[START OF Entries supplied]
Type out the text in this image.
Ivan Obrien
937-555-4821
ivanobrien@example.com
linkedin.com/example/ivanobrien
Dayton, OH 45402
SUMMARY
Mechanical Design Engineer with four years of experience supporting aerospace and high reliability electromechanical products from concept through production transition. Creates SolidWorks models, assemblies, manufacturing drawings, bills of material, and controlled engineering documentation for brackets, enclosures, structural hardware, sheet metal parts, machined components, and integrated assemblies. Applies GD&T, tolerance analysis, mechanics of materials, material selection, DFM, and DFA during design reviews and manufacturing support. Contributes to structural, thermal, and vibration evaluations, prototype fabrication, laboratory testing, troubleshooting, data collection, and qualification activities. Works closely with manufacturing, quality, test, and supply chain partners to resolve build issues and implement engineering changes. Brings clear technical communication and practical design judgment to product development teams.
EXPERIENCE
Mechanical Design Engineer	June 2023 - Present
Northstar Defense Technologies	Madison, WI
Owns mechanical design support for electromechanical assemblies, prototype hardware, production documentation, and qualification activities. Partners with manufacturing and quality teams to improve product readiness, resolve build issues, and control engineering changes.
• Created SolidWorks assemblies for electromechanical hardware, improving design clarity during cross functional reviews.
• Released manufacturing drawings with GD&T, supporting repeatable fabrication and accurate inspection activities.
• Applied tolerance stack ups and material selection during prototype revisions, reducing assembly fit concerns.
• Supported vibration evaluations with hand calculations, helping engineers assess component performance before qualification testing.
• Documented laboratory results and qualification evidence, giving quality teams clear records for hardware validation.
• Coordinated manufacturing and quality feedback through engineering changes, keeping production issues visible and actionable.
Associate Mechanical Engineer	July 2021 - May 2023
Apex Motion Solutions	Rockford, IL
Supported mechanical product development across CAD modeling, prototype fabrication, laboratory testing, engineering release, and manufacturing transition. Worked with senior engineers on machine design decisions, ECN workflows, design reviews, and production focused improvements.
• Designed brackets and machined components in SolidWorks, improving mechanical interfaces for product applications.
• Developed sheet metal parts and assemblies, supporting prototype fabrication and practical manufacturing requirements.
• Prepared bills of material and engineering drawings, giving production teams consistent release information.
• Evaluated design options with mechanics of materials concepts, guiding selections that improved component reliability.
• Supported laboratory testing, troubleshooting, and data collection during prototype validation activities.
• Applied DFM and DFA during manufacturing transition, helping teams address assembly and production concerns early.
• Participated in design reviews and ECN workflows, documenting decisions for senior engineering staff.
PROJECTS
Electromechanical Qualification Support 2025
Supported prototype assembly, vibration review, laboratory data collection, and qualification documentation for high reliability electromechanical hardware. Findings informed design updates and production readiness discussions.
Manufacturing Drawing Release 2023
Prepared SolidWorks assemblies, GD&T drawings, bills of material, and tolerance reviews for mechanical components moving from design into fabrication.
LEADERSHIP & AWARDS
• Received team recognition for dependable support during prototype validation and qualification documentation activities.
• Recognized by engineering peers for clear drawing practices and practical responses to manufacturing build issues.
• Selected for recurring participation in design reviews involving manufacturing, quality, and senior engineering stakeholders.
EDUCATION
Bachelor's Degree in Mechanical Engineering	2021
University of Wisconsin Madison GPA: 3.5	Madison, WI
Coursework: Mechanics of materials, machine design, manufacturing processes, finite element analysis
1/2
[END OF Entries supplied]
→ **Goal**
Each record above should be output again exactly.

→ **In response**
Type out the text in this image.
Ivan Obrien
937-555-4821
ivanobrien@example.com
linkedin.com/example/ivanobrien
Dayton, OH 45402
SUMMARY
Mechanical Design Engineer with four years of experience supporting aerospace and high reliability electromechanical products from concept through production transition. Creates SolidWorks models, assemblies, manufacturing drawings, bills of material, and controlled engineering documentation for brackets, enclosures, structural hardware, sheet metal parts, machined components, and integrated assemblies. Applies GD&T, tolerance analysis, mechanics of materials, material selection, DFM, and DFA during design reviews and manufacturing support. Contributes to structural, thermal, and vibration evaluations, prototype fabrication, laboratory testing, troubleshooting, data collection, and qualification activities. Works closely with manufacturing, quality, test, and supply chain partners to resolve build issues and implement engineering changes. Brings clear technical communication and practical design judgment to product development teams.
EXPERIENCE
Mechanical Design Engineer	June 2023 - Present
Northstar Defense Technologies	Madison, WI
Owns mechanical design support for electromechanical assemblies, prototype hardware, production documentation, and qualification activities. Partners with manufacturing and quality teams to improve product readiness, resolve build issues, and control engineering changes.
• Created SolidWorks assemblies for electromechanical hardware, improving design clarity during cross functional reviews.
• Released manufacturing drawings with GD&T, supporting repeatable fabrication and accurate inspection activities.
• Applied tolerance stack ups and material selection during prototype revisions, reducing assembly fit concerns.
• Supported vibration evaluations with hand calculations, helping engineers assess component performance before qualification testing.
• Documented laboratory results and qualification evidence, giving quality teams clear records for hardware validation.
• Coordinated manufacturing and quality feedback through engineering changes, keeping production issues visible and actionable.
Associate Mechanical Engineer	July 2021 - May 2023
Apex Motion Solutions	Rockford, IL
Supported mechanical product development across CAD modeling, prototype fabrication, laboratory testing, engineering release, and manufacturing transition. Worked with senior engineers on machine design decisions, ECN workflows, design reviews, and production focused improvements.
• Designed brackets and machined components in SolidWorks, improving mechanical interfaces for product applications.
• Developed sheet metal parts and assemblies, supporting prototype fabrication and practical manufacturing requirements.
• Prepared bills of material and engineering drawings, giving production teams consistent release information.
• Evaluated design options with mechanics of materials concepts, guiding selections that improved component reliability.
• Supported laboratory testing, troubleshooting, and data collection during prototype validation activities.
• Applied DFM and DFA during manufacturing transition, helping teams address assembly and production concerns early.
• Participated in design reviews and ECN workflows, documenting decisions for senior engineering staff.
PROJECTS
Electromechanical Qualification Support 2025
Supported prototype assembly, vibration review, laboratory data collection, and qualification documentation for high reliability electromechanical hardware. Findings informed design updates and production readiness discussions.
Manufacturing Drawing Release 2023
Prepared SolidWorks assemblies, GD&T drawings, bills of material, and tolerance reviews for mechanical components moving from design into fabrication.
LEADERSHIP & AWARDS
• Received team recognition for dependable support during prototype validation and qualification documentation activities.
• Recognized by engineering peers for clear drawing practices and practical responses to manufacturing build issues.
• Selected for recurring participation in design reviews involving manufacturing, quality, and senior engineering stakeholders.
EDUCATION
Bachelor's Degree in Mechanical Engineering	2021
University of Wisconsin Madison GPA: 3.5	Madison, WI
Coursework: Mechanics of materials, machine design, manufacturing processes, finite element analysis
1/2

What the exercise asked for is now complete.